Repeat all of the material below exactly as written, images excluded.
.....
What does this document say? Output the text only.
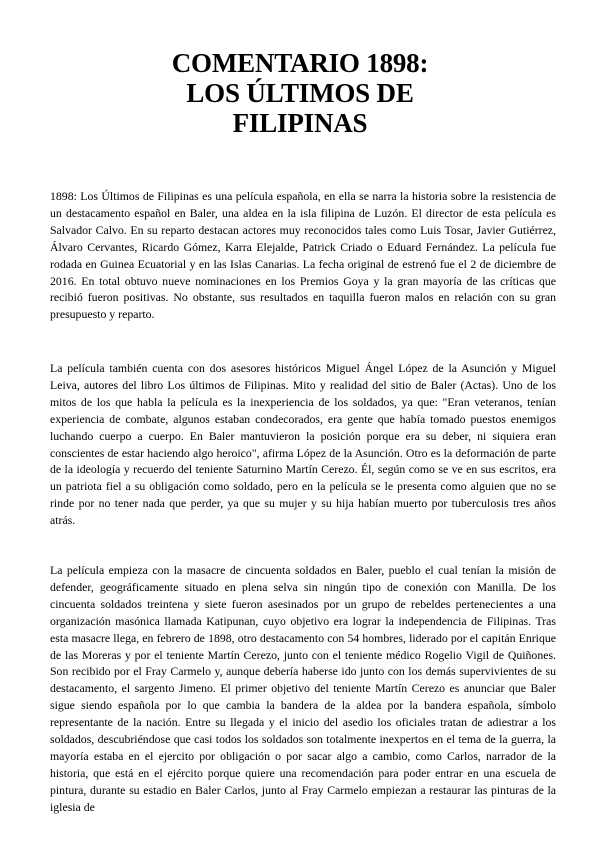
COMENTARIO 1898:
LOS ÚLTIMOS DE
FILIPINAS

1898: Los Últimos de Filipinas es una película española, en ella se narra la historia sobre la resistencia de un destacamento español en Baler, una aldea en la isla filipina de Luzón. El director de esta película es Salvador Calvo. En su reparto destacan actores muy reconocidos tales como Luis Tosar, Javier Gutiérrez, Álvaro Cervantes, Ricardo Gómez, Karra Elejalde, Patrick Criado o Eduard Fernández. La película fue rodada en Guinea Ecuatorial y en las Islas Canarias. La fecha original de estrenó fue el 2 de diciembre de 2016. En total obtuvo nueve nominaciones en los Premios Goya y la gran mayoría de las críticas que recibió fueron positivas. No obstante, sus resultados en taquilla fueron malos en relación con su gran presupuesto y reparto.

La película también cuenta con dos asesores históricos Miguel Ángel López de la Asunción y Miguel Leiva, autores del libro Los últimos de Filipinas. Mito y realidad del sitio de Baler (Actas). Uno de los mitos de los que habla la película es la inexperiencia de los soldados, ya que: "Eran veteranos, tenían experiencia de combate, algunos estaban condecorados, era gente que había tomado puestos enemigos luchando cuerpo a cuerpo. En Baler mantuvieron la posición porque era su deber, ni siquiera eran conscientes de estar haciendo algo heroico", afirma López de la Asunción. Otro es la deformación de parte de la ideología y recuerdo del teniente Saturnino Martín Cerezo. Él, según como se ve en sus escritos, era un patriota fiel a su obligación como soldado, pero en la película se le presenta como alguien que no se rinde por no tener nada que perder, ya que su mujer y su hija habían muerto por tuberculosis tres años atrás.

La película empieza con la masacre de cincuenta soldados en Baler, pueblo el cual tenían la misión de defender, geográficamente situado en plena selva sin ningún tipo de conexión con Manilla. De los cincuenta soldados treintena y siete fueron asesinados por un grupo de rebeldes pertenecientes a una organización masónica llamada Katipunan, cuyo objetivo era lograr la independencia de Filipinas. Tras esta masacre llega, en febrero de 1898, otro destacamento con 54 hombres, liderado por el capitán Enrique de las Moreras y por el teniente Martín Cerezo, junto con el teniente médico Rogelio Vigil de Quiñones. Son recibido por el Fray Carmelo y, aunque debería haberse ido junto con los demás supervivientes de su destacamento, el sargento Jimeno. El primer objetivo del teniente Martín Cerezo es anunciar que Baler sigue siendo española por lo que cambia la bandera de la aldea por la bandera española, símbolo representante de la nación. Entre su llegada y el inicio del asedio los oficiales tratan de adiestrar a los soldados, descubriéndose que casi todos los soldados son totalmente inexpertos en el tema de la guerra, la mayoría estaba en el ejercito por obligación o por sacar algo a cambio, como Carlos, narrador de la historia, que está en el ejército porque quiere una recomendación para poder entrar en una escuela de pintura, durante su estadio en Baler Carlos, junto al Fray Carmelo empiezan a restaurar las pinturas de la iglesia de
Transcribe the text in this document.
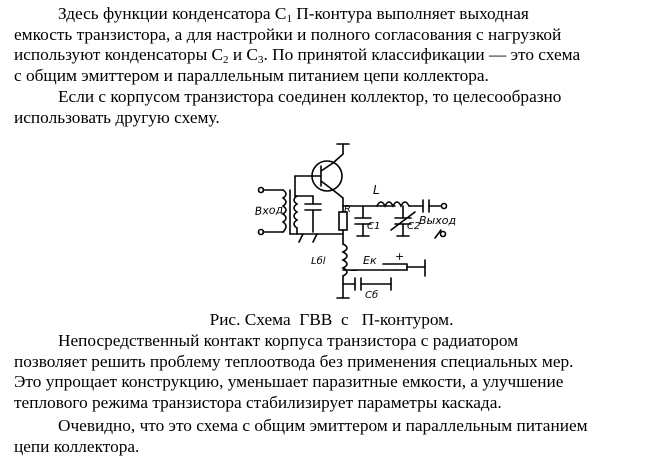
Здесь функции конденсатора $С_1$ П-контура выполняет выходная
емкость транзистора, а для настройки и полного согласования с нагрузкой
используют конденсаторы $С_2$ и $С_3$. По принятой классификации — это схема
с общим эмиттером и параллельным питанием цепи коллектора.
Если с корпусом транзистора соединен коллектор, то целесообразно
использовать другую схему.
Вход
Выход
L
R
C1	C2
Lбl
−
Eк +
Cб
Рис. Схема  ГВВ  с   П-контуром.
Непосредственный контакт корпуса транзистора с радиатором
позволяет решить проблему теплоотвода без применения специальных мер.
Это упрощает конструкцию, уменьшает паразитные емкости, а улучшение
теплового режима транзистора стабилизирует параметры каскада.
Очевидно, что это схема с общим эмиттером и параллельным питанием
цепи коллектора.
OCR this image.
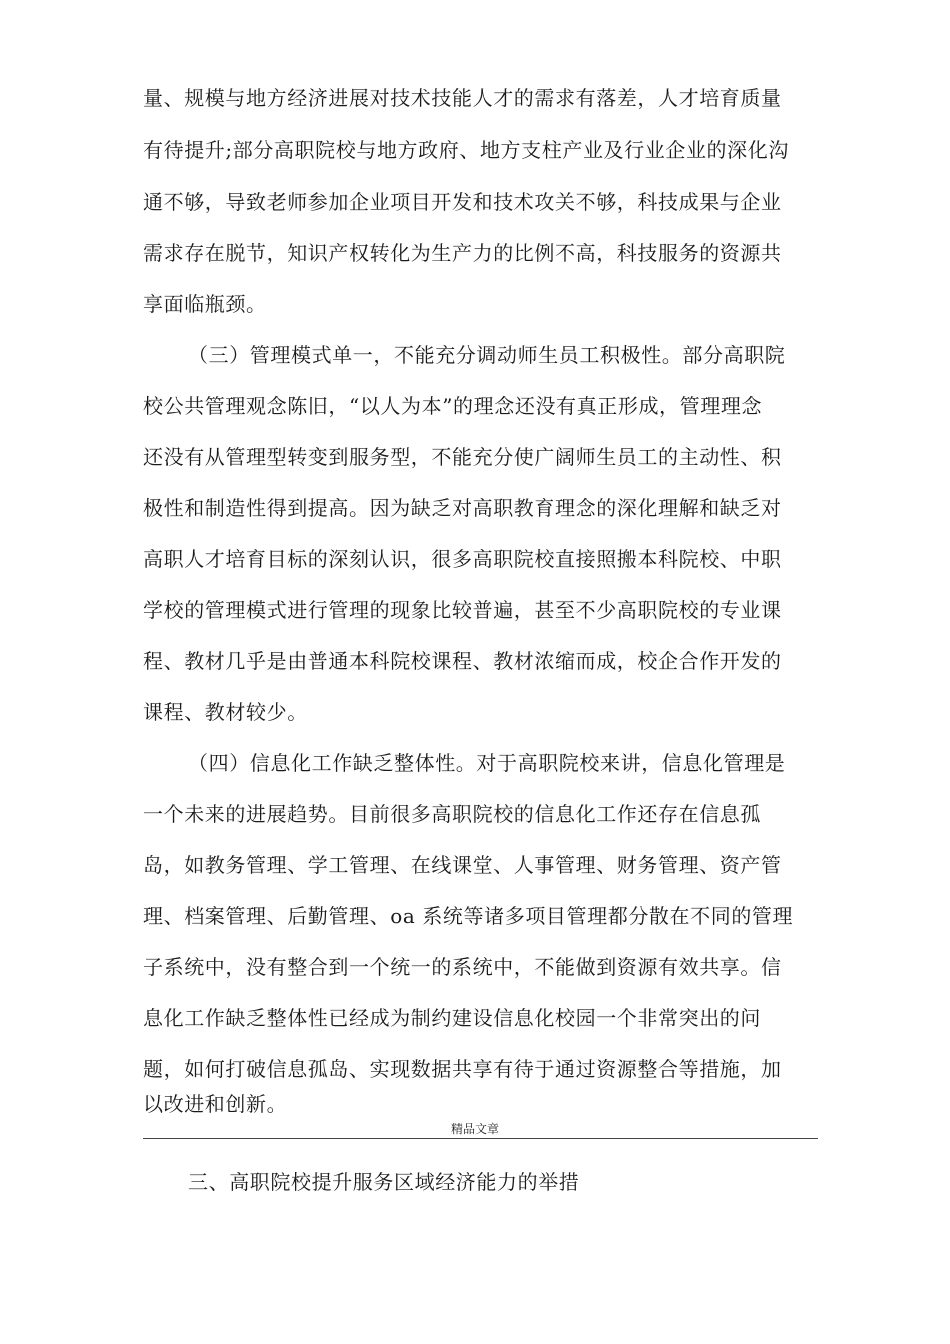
量、规模与地方经济进展对技术技能人才的需求有落差，人才培育质量
有待提升;部分高职院校与地方政府、地方支柱产业及行业企业的深化沟
通不够，导致老师参加企业项目开发和技术攻关不够，科技成果与企业
需求存在脱节，知识产权转化为生产力的比例不高，科技服务的资源共
享面临瓶颈。
（三）管理模式单一，不能充分调动师生员工积极性。部分高职院
校公共管理观念陈旧，“以人为本”的理念还没有真正形成，管理理念
还没有从管理型转变到服务型，不能充分使广阔师生员工的主动性、积
极性和制造性得到提高。因为缺乏对高职教育理念的深化理解和缺乏对
高职人才培育目标的深刻认识，很多高职院校直接照搬本科院校、中职
学校的管理模式进行管理的现象比较普遍，甚至不少高职院校的专业课
程、教材几乎是由普通本科院校课程、教材浓缩而成，校企合作开发的
课程、教材较少。
（四）信息化工作缺乏整体性。对于高职院校来讲，信息化管理是
一个未来的进展趋势。目前很多高职院校的信息化工作还存在信息孤
岛，如教务管理、学工管理、在线课堂、人事管理、财务管理、资产管
理、档案管理、后勤管理、oa 系统等诸多项目管理都分散在不同的管理
子系统中，没有整合到一个统一的系统中，不能做到资源有效共享。信
息化工作缺乏整体性已经成为制约建设信息化校园一个非常突出的问
题，如何打破信息孤岛、实现数据共享有待于通过资源整合等措施，加
以改进和创新。
精品文章
三、高职院校提升服务区域经济能力的举措
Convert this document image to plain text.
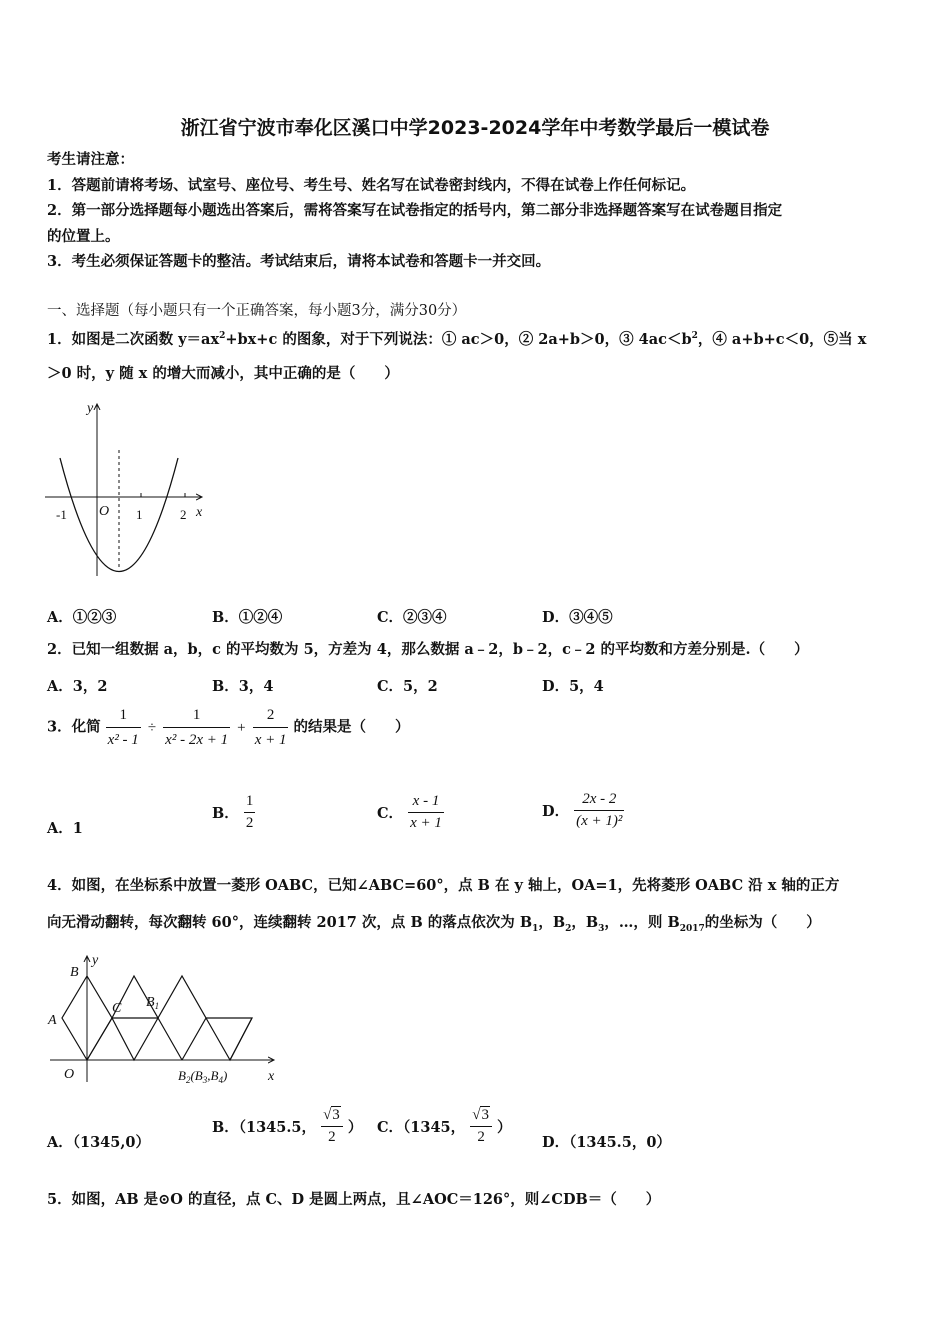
浙江省宁波市奉化区溪口中学2023-2024学年中考数学最后一模试卷
考生请注意：
1．答题前请将考场、试室号、座位号、考生号、姓名写在试卷密封线内，不得在试卷上作任何标记。
2．第一部分选择题每小题选出答案后，需将答案写在试卷指定的括号内，第二部分非选择题答案写在试卷题目指定
的位置上。
3．考生必须保证答题卡的整洁。考试结束后，请将本试卷和答题卡一并交回。
一、选择题（每小题只有一个正确答案，每小题3分，满分30分）
1．如图是二次函数 $y=ax^2+bx+c$ 的图象，对于下列说法：① ac＞0，② 2a+b＞0，③ $4ac<b^2$，④ a+b+c＜0，⑤当 x
＞0 时，y 随 x 的增大而减小，其中正确的是（　　）
y
x
O
-1	1	2
A．①②③	B．①②④	C．②③④	D．③④⑤
2．已知一组数据 a，b，c 的平均数为 5，方差为 4，那么数据 a﹣2，b﹣2，c﹣2 的平均数和方差分别是.（　　）
A．3，2	B．3，4	C．5，2	D．5，4
3．化简 $\frac{1}{\text{x² - 1}} \div \frac{1}{\text{x² - 2x + 1}} + \frac{2}{x + 1}$ 的结果是（　　）
A．1
B． $\frac{1}{2}$	C． $\frac{x - 1}{x + 1}$	D． $\frac{2x - 2}{\text{(x + 1)²}}$
4．如图，在坐标系中放置一菱形 OABC，已知∠ABC=60°，点 B 在 y 轴上，OA=1，先将菱形 OABC 沿 x 轴的正方
向无滑动翻转，每次翻转 60°，连续翻转 2017 次，点 B 的落点依次为 $B_1$，$B_2$，$B_3$，…，则 $B_{2017}$的坐标为（　　）
B
y
A
C $B_1$
O	$B_2(B_3,B_4)$	x
A．（1345,0）
B．（1345.5， $\frac{√3}{2}$ ） C．（1345， $\frac{√3}{2}$ ）
D．（1345.5，0）
5．如图，AB 是⊙O 的直径，点 C、D 是圆上两点，且∠AOC＝126°，则∠CDB＝（　　）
.....
# [In response]
What does this document say? Output the text only.
COMENTARIO 1898:
LOS ÚLTIMOS DE
FILIPINAS

1898: Los Últimos de Filipinas es una película española, en ella se narra la historia sobre la resistencia de un destacamento español en Baler, una aldea en la isla filipina de Luzón. El director de esta película es Salvador Calvo. En su reparto destacan actores muy reconocidos tales como Luis Tosar, Javier Gutiérrez, Álvaro Cervantes, Ricardo Gómez, Karra Elejalde, Patrick Criado o Eduard Fernández. La película fue rodada en Guinea Ecuatorial y en las Islas Canarias. La fecha original de estrenó fue el 2 de diciembre de 2016. En total obtuvo nueve nominaciones en los Premios Goya y la gran mayoría de las críticas que recibió fueron positivas. No obstante, sus resultados en taquilla fueron malos en relación con su gran presupuesto y reparto.

La película también cuenta con dos asesores históricos Miguel Ángel López de la Asunción y Miguel Leiva, autores del libro Los últimos de Filipinas. Mito y realidad del sitio de Baler (Actas). Uno de los mitos de los que habla la película es la inexperiencia de los soldados, ya que: "Eran veteranos, tenían experiencia de combate, algunos estaban condecorados, era gente que había tomado puestos enemigos luchando cuerpo a cuerpo. En Baler mantuvieron la posición porque era su deber, ni siquiera eran conscientes de estar haciendo algo heroico", afirma López de la Asunción. Otro es la deformación de parte de la ideología y recuerdo del teniente Saturnino Martín Cerezo. Él, según como se ve en sus escritos, era un patriota fiel a su obligación como soldado, pero en la película se le presenta como alguien que no se rinde por no tener nada que perder, ya que su mujer y su hija habían muerto por tuberculosis tres años atrás.

La película empieza con la masacre de cincuenta soldados en Baler, pueblo el cual tenían la misión de defender, geográficamente situado en plena selva sin ningún tipo de conexión con Manilla. De los cincuenta soldados treintena y siete fueron asesinados por un grupo de rebeldes pertenecientes a una organización masónica llamada Katipunan, cuyo objetivo era lograr la independencia de Filipinas. Tras esta masacre llega, en febrero de 1898, otro destacamento con 54 hombres, liderado por el capitán Enrique de las Moreras y por el teniente Martín Cerezo, junto con el teniente médico Rogelio Vigil de Quiñones. Son recibido por el Fray Carmelo y, aunque debería haberse ido junto con los demás supervivientes de su destacamento, el sargento Jimeno. El primer objetivo del teniente Martín Cerezo es anunciar que Baler sigue siendo española por lo que cambia la bandera de la aldea por la bandera española, símbolo representante de la nación. Entre su llegada y el inicio del asedio los oficiales tratan de adiestrar a los soldados, descubriéndose que casi todos los soldados son totalmente inexpertos en el tema de la guerra, la mayoría estaba en el ejercito por obligación o por sacar algo a cambio, como Carlos, narrador de la historia, que está en el ejército porque quiere una recomendación para poder entrar en una escuela de pintura, durante su estadio en Baler Carlos, junto al Fray Carmelo empiezan a restaurar las pinturas de la iglesia de
Transcribe the text in this document.
Здесь функции конденсатора $С_1$ П-контура выполняет выходная
емкость транзистора, а для настройки и полного согласования с нагрузкой
используют конденсаторы $С_2$ и $С_3$. По принятой классификации — это схема
с общим эмиттером и параллельным питанием цепи коллектора.
Если с корпусом транзистора соединен коллектор, то целесообразно
использовать другую схему.
Вход
Выход
L
R
C1	C2
Lбl
−
Eк +
Cб
Рис. Схема  ГВВ  с   П-контуром.
Непосредственный контакт корпуса транзистора с радиатором
позволяет решить проблему теплоотвода без применения специальных мер.
Это упрощает конструкцию, уменьшает паразитные емкости, а улучшение
теплового режима транзистора стабилизирует параметры каскада.
Очевидно, что это схема с общим эмиттером и параллельным питанием
цепи коллектора.
OCR this image.
量、规模与地方经济进展对技术技能人才的需求有落差，人才培育质量
有待提升;部分高职院校与地方政府、地方支柱产业及行业企业的深化沟
通不够，导致老师参加企业项目开发和技术攻关不够，科技成果与企业
需求存在脱节，知识产权转化为生产力的比例不高，科技服务的资源共
享面临瓶颈。
（三）管理模式单一，不能充分调动师生员工积极性。部分高职院
校公共管理观念陈旧，“以人为本”的理念还没有真正形成，管理理念
还没有从管理型转变到服务型，不能充分使广阔师生员工的主动性、积
极性和制造性得到提高。因为缺乏对高职教育理念的深化理解和缺乏对
高职人才培育目标的深刻认识，很多高职院校直接照搬本科院校、中职
学校的管理模式进行管理的现象比较普遍，甚至不少高职院校的专业课
程、教材几乎是由普通本科院校课程、教材浓缩而成，校企合作开发的
课程、教材较少。
（四）信息化工作缺乏整体性。对于高职院校来讲，信息化管理是
一个未来的进展趋势。目前很多高职院校的信息化工作还存在信息孤
岛，如教务管理、学工管理、在线课堂、人事管理、财务管理、资产管
理、档案管理、后勤管理、oa 系统等诸多项目管理都分散在不同的管理
子系统中，没有整合到一个统一的系统中，不能做到资源有效共享。信
息化工作缺乏整体性已经成为制约建设信息化校园一个非常突出的问
题，如何打破信息孤岛、实现数据共享有待于通过资源整合等措施，加
以改进和创新。
精品文章
三、高职院校提升服务区域经济能力的举措
Convert this document image to plain text.
浙江省宁波市奉化区溪口中学2023-2024学年中考数学最后一模试卷
考生请注意：
1．答题前请将考场、试室号、座位号、考生号、姓名写在试卷密封线内，不得在试卷上作任何标记。
2．第一部分选择题每小题选出答案后，需将答案写在试卷指定的括号内，第二部分非选择题答案写在试卷题目指定
的位置上。
3．考生必须保证答题卡的整洁。考试结束后，请将本试卷和答题卡一并交回。
一、选择题（每小题只有一个正确答案，每小题3分，满分30分）
1．如图是二次函数 $y=ax^2+bx+c$ 的图象，对于下列说法：① ac＞0，② 2a+b＞0，③ $4ac<b^2$，④ a+b+c＜0，⑤当 x
＞0 时，y 随 x 的增大而减小，其中正确的是（　　）
y
x
O
-1	1	2
A．①②③	B．①②④	C．②③④	D．③④⑤
2．已知一组数据 a，b，c 的平均数为 5，方差为 4，那么数据 a﹣2，b﹣2，c﹣2 的平均数和方差分别是.（　　）
A．3，2	B．3，4	C．5，2	D．5，4
3．化简 $\frac{1}{\text{x² - 1}} \div \frac{1}{\text{x² - 2x + 1}} + \frac{2}{x + 1}$ 的结果是（　　）
A．1
B． $\frac{1}{2}$	C． $\frac{x - 1}{x + 1}$	D． $\frac{2x - 2}{\text{(x + 1)²}}$
4．如图，在坐标系中放置一菱形 OABC，已知∠ABC=60°，点 B 在 y 轴上，OA=1，先将菱形 OABC 沿 x 轴的正方
向无滑动翻转，每次翻转 60°，连续翻转 2017 次，点 B 的落点依次为 $B_1$，$B_2$，$B_3$，…，则 $B_{2017}$的坐标为（　　）
B
y
A
C $B_1$
O	$B_2(B_3,B_4)$	x
A．（1345,0）
B．（1345.5， $\frac{√3}{2}$ ） C．（1345， $\frac{√3}{2}$ ）
D．（1345.5，0）
5．如图，AB 是⊙O 的直径，点 C、D 是圆上两点，且∠AOC＝126°，则∠CDB＝（　　）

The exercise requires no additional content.